Brief >>
Output only the span of lines that begins at the line containing "OCR this image." and ends at the last line of the data, both included, exactly as they appear.

____

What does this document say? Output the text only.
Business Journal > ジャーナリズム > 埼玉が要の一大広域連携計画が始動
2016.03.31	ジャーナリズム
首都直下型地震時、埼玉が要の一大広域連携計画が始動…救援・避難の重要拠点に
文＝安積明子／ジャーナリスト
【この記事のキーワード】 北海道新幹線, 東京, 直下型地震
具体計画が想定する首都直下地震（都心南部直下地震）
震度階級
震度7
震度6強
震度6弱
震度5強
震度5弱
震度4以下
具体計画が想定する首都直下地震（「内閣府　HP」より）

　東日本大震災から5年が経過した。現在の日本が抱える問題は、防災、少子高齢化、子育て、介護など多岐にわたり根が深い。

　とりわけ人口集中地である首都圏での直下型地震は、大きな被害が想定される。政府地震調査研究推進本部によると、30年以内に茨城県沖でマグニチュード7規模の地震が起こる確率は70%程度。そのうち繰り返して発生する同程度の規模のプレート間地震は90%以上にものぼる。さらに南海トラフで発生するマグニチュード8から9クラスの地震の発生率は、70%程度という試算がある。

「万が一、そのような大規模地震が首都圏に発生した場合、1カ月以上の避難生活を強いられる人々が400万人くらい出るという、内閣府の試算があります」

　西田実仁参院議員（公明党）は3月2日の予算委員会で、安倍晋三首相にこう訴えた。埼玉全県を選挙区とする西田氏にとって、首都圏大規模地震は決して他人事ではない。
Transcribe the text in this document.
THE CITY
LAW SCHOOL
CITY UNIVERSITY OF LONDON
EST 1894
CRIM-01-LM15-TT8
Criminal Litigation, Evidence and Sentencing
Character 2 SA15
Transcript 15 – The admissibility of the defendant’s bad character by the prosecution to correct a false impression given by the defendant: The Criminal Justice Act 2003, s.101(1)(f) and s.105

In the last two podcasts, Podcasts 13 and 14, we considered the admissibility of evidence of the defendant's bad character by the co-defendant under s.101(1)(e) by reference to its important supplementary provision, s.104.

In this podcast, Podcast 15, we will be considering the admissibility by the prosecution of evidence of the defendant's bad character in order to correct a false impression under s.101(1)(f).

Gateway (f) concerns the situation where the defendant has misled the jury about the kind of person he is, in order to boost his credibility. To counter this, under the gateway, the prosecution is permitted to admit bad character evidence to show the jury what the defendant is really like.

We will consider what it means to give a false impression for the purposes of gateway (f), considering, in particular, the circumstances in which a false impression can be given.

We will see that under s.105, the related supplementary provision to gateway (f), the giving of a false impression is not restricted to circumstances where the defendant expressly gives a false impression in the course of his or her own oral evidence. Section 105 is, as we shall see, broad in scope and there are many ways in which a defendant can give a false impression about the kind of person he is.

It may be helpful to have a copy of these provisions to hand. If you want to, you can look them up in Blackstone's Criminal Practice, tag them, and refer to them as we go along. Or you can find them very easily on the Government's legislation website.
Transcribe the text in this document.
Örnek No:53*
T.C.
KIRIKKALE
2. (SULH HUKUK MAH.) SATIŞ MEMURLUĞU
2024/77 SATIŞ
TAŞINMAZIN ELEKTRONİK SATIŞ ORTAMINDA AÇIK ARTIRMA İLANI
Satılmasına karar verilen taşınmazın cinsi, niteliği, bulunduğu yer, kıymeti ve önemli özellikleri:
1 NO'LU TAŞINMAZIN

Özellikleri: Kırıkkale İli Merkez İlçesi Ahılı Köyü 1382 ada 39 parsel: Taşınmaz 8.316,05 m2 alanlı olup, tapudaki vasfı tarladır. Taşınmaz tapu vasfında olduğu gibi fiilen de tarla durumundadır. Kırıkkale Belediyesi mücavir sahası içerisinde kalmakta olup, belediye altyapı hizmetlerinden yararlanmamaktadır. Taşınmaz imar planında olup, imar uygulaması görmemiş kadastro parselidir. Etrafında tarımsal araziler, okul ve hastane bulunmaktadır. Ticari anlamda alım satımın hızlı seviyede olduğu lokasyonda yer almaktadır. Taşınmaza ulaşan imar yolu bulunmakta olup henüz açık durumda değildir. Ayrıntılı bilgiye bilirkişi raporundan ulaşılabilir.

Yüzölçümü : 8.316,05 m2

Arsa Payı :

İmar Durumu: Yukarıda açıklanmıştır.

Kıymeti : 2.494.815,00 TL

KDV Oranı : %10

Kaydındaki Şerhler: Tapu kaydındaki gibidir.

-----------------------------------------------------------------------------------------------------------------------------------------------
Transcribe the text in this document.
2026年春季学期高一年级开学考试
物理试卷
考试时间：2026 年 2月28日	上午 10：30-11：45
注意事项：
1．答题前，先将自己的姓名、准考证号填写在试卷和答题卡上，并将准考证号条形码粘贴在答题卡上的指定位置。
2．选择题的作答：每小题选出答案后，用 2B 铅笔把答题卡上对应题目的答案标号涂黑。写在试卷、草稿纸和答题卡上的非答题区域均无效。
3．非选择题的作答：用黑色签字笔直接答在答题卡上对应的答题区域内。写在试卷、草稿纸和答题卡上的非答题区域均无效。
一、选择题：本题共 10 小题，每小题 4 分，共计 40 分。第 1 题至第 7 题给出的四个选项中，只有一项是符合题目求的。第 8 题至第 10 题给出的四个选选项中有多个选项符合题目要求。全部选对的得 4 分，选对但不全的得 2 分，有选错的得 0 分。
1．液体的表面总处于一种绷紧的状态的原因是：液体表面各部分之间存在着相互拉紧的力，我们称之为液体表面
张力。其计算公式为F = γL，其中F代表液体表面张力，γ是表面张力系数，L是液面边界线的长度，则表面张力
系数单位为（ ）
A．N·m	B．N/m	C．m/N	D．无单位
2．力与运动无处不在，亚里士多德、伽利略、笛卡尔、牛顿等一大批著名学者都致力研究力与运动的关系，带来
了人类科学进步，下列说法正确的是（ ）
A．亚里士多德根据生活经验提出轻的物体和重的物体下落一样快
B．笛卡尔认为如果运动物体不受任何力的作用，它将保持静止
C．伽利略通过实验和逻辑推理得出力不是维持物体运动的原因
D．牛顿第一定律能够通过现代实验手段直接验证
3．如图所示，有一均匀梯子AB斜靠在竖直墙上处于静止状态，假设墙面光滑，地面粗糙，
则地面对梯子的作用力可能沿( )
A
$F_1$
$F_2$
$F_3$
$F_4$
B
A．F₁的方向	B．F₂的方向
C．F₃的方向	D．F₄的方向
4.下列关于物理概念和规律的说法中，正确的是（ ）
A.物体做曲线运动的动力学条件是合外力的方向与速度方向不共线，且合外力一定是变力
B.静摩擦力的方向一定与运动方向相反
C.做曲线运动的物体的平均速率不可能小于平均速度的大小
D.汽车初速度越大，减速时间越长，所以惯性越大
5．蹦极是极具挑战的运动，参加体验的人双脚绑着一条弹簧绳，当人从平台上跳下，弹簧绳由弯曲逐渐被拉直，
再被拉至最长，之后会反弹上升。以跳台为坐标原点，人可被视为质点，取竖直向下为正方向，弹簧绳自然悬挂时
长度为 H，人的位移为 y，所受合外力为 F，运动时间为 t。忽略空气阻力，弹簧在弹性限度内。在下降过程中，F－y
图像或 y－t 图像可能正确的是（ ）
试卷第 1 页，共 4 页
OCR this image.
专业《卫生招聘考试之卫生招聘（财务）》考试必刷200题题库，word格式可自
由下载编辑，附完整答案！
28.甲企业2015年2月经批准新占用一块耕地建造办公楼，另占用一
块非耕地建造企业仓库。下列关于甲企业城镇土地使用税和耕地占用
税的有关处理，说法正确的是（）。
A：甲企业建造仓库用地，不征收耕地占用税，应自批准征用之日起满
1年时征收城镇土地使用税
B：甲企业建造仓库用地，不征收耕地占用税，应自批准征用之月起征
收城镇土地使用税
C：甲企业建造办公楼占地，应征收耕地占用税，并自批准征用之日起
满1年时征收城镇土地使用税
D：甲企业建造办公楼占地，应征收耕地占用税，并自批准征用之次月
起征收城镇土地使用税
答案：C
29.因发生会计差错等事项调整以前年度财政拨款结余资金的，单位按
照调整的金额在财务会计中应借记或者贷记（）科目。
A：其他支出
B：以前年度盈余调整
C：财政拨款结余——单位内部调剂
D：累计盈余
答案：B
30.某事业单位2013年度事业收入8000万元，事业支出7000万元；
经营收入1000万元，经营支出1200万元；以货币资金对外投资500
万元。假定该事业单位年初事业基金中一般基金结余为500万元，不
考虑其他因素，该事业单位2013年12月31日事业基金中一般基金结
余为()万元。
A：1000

____

The reply >>
OCR this image.
专业《卫生招聘考试之卫生招聘（财务）》考试必刷200题题库，word格式可自
由下载编辑，附完整答案！
28.甲企业2015年2月经批准新占用一块耕地建造办公楼，另占用一
块非耕地建造企业仓库。下列关于甲企业城镇土地使用税和耕地占用
税的有关处理，说法正确的是（）。
A：甲企业建造仓库用地，不征收耕地占用税，应自批准征用之日起满
1年时征收城镇土地使用税
B：甲企业建造仓库用地，不征收耕地占用税，应自批准征用之月起征
收城镇土地使用税
C：甲企业建造办公楼占地，应征收耕地占用税，并自批准征用之日起
满1年时征收城镇土地使用税
D：甲企业建造办公楼占地，应征收耕地占用税，并自批准征用之次月
起征收城镇土地使用税
答案：C
29.因发生会计差错等事项调整以前年度财政拨款结余资金的，单位按
照调整的金额在财务会计中应借记或者贷记（）科目。
A：其他支出
B：以前年度盈余调整
C：财政拨款结余——单位内部调剂
D：累计盈余
答案：B
30.某事业单位2013年度事业收入8000万元，事业支出7000万元；
经营收入1000万元，经营支出1200万元；以货币资金对外投资500
万元。假定该事业单位年初事业基金中一般基金结余为500万元，不
考虑其他因素，该事业单位2013年12月31日事业基金中一般基金结
余为()万元。
A：1000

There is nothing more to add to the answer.